* _Exercise description_
Print the listing in its entirety and exactly, leaving out images.

------------------------------

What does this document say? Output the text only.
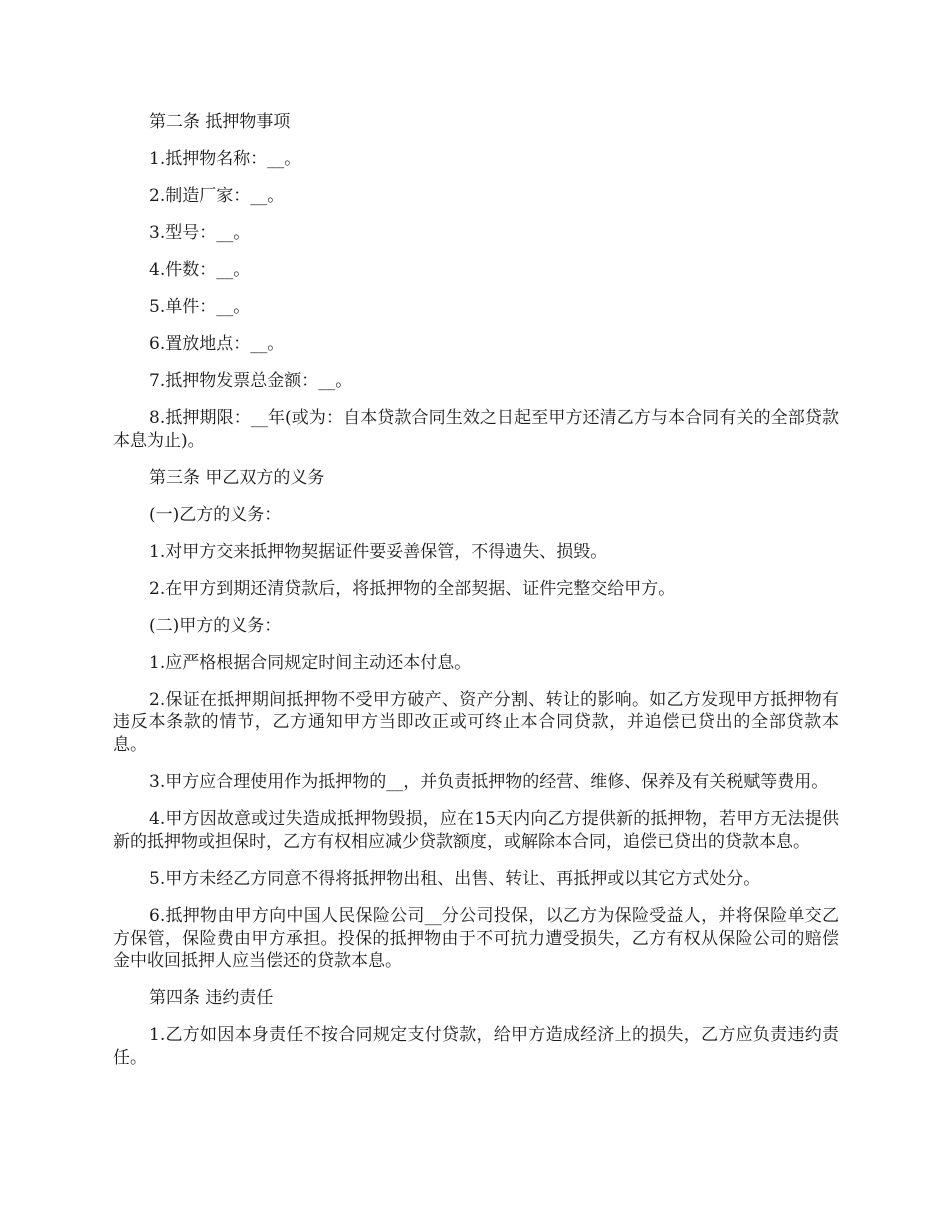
第二条 抵押物事项

1.抵押物名称：__。

2.制造厂家：__。

3.型号：__。

4.件数：__。

5.单件：__。

6.置放地点：__。

7.抵押物发票总金额：__。

8.抵押期限：__年(或为：自本贷款合同生效之日起至甲方还清乙方与本合同有关的全部贷款本息为止)。

第三条 甲乙双方的义务

(一)乙方的义务：

1.对甲方交来抵押物契据证件要妥善保管，不得遗失、损毁。

2.在甲方到期还清贷款后，将抵押物的全部契据、证件完整交给甲方。

(二)甲方的义务：

1.应严格根据合同规定时间主动还本付息。

2.保证在抵押期间抵押物不受甲方破产、资产分割、转让的影响。如乙方发现甲方抵押物有违反本条款的情节，乙方通知甲方当即改正或可终止本合同贷款，并追偿已贷出的全部贷款本息。

3.甲方应合理使用作为抵押物的__，并负责抵押物的经营、维修、保养及有关税赋等费用。

4.甲方因故意或过失造成抵押物毁损，应在15天内向乙方提供新的抵押物，若甲方无法提供新的抵押物或担保时，乙方有权相应减少贷款额度，或解除本合同，追偿已贷出的贷款本息。

5.甲方未经乙方同意不得将抵押物出租、出售、转让、再抵押或以其它方式处分。

6.抵押物由甲方向中国人民保险公司__分公司投保，以乙方为保险受益人，并将保险单交乙方保管，保险费由甲方承担。投保的抵押物由于不可抗力遭受损失，乙方有权从保险公司的赔偿金中收回抵押人应当偿还的贷款本息。

第四条 违约责任

1.乙方如因本身责任不按合同规定支付贷款，给甲方造成经济上的损失，乙方应负责违约责任。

------------------------------

* _Completed task_
What does this document say? Output the text only.
第二条 抵押物事项

1.抵押物名称：__。

2.制造厂家：__。

3.型号：__。

4.件数：__。

5.单件：__。

6.置放地点：__。

7.抵押物发票总金额：__。

8.抵押期限：__年(或为：自本贷款合同生效之日起至甲方还清乙方与本合同有关的全部贷款本息为止)。

第三条 甲乙双方的义务

(一)乙方的义务：

1.对甲方交来抵押物契据证件要妥善保管，不得遗失、损毁。

2.在甲方到期还清贷款后，将抵押物的全部契据、证件完整交给甲方。

(二)甲方的义务：

1.应严格根据合同规定时间主动还本付息。

2.保证在抵押期间抵押物不受甲方破产、资产分割、转让的影响。如乙方发现甲方抵押物有违反本条款的情节，乙方通知甲方当即改正或可终止本合同贷款，并追偿已贷出的全部贷款本息。

3.甲方应合理使用作为抵押物的__，并负责抵押物的经营、维修、保养及有关税赋等费用。

4.甲方因故意或过失造成抵押物毁损，应在15天内向乙方提供新的抵押物，若甲方无法提供新的抵押物或担保时，乙方有权相应减少贷款额度，或解除本合同，追偿已贷出的贷款本息。

5.甲方未经乙方同意不得将抵押物出租、出售、转让、再抵押或以其它方式处分。

6.抵押物由甲方向中国人民保险公司__分公司投保，以乙方为保险受益人，并将保险单交乙方保管，保险费由甲方承担。投保的抵押物由于不可抗力遭受损失，乙方有权从保险公司的赔偿金中收回抵押人应当偿还的贷款本息。

第四条 违约责任

1.乙方如因本身责任不按合同规定支付贷款，给甲方造成经济上的损失，乙方应负责违约责任。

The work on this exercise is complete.